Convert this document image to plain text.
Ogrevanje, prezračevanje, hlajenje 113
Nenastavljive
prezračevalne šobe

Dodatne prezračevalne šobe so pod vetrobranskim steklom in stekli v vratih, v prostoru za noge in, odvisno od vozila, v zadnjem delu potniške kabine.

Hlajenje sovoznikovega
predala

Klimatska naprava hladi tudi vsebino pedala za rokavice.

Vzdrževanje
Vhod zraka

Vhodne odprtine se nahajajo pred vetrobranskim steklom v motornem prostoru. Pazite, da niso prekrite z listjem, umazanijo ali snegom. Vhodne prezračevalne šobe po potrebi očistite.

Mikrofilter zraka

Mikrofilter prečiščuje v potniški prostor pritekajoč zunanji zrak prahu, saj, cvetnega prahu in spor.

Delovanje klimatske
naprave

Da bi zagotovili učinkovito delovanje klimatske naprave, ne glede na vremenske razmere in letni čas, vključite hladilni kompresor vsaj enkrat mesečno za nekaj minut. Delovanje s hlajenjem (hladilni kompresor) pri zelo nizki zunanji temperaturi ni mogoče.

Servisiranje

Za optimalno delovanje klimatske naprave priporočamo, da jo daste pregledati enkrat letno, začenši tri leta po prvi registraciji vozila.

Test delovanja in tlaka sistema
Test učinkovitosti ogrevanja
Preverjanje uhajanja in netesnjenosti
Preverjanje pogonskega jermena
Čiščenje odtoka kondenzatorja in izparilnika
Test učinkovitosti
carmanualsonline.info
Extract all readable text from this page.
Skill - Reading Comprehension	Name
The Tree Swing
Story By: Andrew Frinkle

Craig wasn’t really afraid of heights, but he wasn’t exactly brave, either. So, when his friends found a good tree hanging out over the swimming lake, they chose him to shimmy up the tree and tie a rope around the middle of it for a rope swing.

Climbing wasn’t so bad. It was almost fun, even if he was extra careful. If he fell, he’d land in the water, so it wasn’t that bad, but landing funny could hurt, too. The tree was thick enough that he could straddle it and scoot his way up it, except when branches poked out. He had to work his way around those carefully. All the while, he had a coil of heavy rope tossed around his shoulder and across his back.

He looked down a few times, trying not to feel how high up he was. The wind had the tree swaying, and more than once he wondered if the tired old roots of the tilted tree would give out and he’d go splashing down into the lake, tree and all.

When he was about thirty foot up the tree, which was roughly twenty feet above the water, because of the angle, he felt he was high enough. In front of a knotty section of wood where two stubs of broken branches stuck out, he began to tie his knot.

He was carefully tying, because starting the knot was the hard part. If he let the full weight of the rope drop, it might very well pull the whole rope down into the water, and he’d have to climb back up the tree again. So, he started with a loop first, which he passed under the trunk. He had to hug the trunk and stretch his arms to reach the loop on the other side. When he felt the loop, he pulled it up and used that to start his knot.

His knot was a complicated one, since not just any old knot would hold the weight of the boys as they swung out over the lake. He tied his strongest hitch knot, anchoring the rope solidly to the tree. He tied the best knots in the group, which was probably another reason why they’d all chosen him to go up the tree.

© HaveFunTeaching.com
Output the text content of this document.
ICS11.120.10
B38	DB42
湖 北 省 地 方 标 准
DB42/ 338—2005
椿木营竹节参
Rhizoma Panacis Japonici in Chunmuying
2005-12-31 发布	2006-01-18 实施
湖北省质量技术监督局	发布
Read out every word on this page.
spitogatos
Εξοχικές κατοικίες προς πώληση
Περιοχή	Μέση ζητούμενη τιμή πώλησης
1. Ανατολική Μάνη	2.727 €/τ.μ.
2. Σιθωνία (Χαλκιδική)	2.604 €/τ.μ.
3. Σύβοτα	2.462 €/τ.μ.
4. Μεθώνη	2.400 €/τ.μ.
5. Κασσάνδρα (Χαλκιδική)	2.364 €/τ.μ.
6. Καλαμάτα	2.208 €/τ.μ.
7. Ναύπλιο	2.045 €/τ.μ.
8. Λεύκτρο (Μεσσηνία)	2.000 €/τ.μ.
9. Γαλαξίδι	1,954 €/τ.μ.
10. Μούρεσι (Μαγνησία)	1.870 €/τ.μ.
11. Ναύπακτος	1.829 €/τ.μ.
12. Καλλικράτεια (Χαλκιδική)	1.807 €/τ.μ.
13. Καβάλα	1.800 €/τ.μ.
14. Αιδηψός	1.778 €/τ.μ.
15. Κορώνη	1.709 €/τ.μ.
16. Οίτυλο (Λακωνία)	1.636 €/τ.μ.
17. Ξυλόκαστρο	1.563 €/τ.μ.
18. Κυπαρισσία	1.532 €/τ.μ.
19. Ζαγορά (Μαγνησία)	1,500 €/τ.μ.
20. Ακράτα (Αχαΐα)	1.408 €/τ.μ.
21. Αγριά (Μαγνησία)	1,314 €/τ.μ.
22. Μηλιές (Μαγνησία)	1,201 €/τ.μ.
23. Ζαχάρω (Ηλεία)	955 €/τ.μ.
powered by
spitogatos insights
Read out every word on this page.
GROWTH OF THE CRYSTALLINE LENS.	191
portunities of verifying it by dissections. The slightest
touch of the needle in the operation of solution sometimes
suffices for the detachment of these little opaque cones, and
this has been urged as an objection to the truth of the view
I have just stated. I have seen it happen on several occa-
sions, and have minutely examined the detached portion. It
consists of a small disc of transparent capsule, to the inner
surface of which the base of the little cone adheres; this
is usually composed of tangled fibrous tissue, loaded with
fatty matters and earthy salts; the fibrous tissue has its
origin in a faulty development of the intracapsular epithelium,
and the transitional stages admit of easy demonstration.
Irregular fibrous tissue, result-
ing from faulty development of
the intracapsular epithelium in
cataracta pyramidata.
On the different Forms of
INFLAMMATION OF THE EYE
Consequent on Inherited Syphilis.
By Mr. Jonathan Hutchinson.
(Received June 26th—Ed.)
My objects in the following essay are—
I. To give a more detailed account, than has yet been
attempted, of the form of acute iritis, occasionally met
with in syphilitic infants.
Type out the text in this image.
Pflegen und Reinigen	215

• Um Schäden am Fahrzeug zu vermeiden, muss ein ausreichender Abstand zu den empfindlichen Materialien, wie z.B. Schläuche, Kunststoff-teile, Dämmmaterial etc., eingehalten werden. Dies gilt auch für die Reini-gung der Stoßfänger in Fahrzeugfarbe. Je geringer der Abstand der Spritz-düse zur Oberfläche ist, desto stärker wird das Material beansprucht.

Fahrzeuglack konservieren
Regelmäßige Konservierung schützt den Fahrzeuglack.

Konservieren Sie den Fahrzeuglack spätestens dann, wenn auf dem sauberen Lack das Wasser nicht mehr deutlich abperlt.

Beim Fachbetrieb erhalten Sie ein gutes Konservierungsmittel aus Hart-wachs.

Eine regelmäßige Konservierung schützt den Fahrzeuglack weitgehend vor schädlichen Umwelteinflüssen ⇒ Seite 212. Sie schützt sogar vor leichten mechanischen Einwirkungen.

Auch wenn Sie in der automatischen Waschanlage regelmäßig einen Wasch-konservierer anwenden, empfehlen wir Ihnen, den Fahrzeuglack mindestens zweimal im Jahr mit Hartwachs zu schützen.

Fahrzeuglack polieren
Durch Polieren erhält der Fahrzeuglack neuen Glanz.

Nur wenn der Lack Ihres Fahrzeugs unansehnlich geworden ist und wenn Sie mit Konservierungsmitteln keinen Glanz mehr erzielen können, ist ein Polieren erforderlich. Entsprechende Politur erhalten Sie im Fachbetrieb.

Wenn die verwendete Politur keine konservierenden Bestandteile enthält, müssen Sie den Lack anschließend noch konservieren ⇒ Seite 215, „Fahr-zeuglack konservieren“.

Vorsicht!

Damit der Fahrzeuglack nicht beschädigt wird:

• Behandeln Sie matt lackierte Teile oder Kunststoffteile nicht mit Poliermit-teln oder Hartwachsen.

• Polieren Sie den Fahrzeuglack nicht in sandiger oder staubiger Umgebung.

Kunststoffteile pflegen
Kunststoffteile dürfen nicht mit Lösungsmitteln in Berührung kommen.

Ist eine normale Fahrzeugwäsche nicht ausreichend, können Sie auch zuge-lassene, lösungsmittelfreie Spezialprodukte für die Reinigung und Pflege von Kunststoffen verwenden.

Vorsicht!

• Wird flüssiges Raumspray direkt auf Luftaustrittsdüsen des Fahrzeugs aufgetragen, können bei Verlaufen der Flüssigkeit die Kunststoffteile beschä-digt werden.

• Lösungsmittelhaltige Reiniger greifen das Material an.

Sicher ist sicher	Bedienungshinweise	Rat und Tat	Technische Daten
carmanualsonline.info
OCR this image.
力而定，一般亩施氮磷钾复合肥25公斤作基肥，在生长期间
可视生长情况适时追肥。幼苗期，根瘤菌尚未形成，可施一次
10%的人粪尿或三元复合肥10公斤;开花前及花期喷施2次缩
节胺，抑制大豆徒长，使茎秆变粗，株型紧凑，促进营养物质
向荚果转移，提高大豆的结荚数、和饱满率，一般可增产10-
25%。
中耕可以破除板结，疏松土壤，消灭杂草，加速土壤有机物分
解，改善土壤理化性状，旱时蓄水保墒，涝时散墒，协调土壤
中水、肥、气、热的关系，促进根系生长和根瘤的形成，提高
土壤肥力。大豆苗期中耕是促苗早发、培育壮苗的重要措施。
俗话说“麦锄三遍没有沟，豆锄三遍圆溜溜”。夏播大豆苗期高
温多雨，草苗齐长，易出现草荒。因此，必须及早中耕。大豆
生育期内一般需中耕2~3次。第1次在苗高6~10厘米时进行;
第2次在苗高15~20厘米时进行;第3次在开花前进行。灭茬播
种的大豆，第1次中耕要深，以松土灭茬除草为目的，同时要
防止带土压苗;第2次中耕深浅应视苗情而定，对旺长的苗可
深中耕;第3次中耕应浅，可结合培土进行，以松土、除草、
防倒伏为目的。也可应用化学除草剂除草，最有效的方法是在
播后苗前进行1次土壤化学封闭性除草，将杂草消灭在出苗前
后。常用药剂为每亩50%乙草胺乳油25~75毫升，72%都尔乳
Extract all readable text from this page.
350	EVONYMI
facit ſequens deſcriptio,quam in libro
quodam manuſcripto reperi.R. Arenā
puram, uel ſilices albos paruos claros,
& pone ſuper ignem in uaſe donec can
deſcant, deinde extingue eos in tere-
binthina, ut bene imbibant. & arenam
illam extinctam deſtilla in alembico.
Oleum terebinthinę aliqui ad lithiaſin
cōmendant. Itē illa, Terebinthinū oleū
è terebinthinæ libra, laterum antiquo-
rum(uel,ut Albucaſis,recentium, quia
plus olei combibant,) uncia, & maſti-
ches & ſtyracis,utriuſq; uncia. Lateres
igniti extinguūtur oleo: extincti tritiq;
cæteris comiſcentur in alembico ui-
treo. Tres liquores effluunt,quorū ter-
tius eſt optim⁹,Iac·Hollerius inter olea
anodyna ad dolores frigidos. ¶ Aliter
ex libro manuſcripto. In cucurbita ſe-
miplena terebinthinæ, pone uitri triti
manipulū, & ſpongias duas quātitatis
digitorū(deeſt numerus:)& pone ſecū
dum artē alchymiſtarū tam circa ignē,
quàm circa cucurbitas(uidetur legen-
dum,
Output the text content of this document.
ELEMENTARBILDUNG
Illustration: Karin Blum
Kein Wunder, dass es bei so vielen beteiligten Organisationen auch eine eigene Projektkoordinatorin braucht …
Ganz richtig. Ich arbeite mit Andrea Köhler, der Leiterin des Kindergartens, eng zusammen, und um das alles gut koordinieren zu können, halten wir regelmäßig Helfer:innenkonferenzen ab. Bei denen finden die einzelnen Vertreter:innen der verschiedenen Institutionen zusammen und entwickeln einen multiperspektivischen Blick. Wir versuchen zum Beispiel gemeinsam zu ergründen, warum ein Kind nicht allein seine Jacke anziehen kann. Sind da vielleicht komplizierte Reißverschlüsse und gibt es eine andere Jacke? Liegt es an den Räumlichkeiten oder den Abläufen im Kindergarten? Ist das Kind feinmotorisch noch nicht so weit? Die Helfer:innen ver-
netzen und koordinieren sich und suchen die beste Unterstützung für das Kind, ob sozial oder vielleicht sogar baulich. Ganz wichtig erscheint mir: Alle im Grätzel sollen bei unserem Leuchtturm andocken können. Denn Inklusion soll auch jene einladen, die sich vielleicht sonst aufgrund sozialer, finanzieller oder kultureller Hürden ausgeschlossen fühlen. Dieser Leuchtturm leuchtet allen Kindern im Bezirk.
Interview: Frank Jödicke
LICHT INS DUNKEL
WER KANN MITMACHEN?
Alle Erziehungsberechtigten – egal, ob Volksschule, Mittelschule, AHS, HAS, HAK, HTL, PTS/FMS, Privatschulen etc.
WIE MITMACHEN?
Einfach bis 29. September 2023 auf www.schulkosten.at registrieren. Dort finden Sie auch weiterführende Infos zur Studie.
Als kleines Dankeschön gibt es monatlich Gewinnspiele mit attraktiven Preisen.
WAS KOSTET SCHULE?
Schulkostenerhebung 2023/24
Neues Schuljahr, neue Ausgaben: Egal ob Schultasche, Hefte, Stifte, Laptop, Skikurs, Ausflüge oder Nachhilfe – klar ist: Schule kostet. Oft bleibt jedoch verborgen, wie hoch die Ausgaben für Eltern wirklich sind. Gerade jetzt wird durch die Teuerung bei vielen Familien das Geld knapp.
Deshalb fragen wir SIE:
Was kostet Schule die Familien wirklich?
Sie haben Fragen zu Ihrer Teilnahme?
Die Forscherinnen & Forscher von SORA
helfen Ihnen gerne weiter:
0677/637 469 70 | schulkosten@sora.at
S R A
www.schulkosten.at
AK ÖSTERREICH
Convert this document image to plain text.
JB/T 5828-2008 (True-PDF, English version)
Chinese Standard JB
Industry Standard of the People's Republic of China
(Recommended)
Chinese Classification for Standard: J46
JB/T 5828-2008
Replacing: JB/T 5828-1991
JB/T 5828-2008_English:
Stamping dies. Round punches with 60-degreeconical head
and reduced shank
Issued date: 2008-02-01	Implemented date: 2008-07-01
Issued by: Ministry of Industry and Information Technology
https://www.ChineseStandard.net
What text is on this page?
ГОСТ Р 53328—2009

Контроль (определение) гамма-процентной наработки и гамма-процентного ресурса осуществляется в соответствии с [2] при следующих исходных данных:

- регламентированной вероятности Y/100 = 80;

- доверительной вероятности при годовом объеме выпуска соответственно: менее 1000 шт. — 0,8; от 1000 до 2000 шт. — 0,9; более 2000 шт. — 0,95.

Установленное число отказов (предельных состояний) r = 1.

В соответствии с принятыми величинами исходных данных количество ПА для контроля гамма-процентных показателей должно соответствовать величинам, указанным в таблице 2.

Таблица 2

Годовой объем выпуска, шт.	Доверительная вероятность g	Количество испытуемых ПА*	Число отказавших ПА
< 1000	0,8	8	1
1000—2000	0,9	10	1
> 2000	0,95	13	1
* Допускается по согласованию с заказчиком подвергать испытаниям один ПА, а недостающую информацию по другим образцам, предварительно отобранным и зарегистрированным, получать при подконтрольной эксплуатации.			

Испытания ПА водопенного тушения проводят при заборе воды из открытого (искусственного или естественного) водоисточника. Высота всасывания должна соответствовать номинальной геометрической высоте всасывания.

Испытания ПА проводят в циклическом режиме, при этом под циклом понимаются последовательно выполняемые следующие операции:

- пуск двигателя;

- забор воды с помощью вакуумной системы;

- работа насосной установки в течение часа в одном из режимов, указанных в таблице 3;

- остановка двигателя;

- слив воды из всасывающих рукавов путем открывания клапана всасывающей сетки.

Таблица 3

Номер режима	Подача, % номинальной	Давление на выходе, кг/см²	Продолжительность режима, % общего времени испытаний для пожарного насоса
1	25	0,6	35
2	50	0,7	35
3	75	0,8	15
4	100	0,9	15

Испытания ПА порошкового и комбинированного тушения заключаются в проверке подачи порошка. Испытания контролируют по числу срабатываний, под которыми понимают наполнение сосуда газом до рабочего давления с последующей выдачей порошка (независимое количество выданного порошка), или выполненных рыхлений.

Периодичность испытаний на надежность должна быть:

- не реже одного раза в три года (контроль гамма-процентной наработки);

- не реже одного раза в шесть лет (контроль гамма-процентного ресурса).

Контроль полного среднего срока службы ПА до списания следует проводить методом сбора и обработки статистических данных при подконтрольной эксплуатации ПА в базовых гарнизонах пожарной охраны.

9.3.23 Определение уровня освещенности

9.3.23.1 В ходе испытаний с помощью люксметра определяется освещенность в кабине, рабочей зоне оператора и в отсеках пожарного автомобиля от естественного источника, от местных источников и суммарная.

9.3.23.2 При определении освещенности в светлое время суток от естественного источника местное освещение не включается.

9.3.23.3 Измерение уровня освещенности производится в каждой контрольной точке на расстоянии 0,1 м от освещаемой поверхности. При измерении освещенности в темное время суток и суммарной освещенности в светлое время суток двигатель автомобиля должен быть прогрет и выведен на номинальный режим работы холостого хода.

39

## WHAT YOU SHOULD DO
Copy all lines from the material that hold "наработки".

## EXERCISE OUTPUT
Контроль (определение) гамма-процентной наработки и гамма-процентного ресурса осуществляется в соответствии с [2] при следующих исходных данных:
- не реже одного раза в три года (контроль гамма-процентной наработки);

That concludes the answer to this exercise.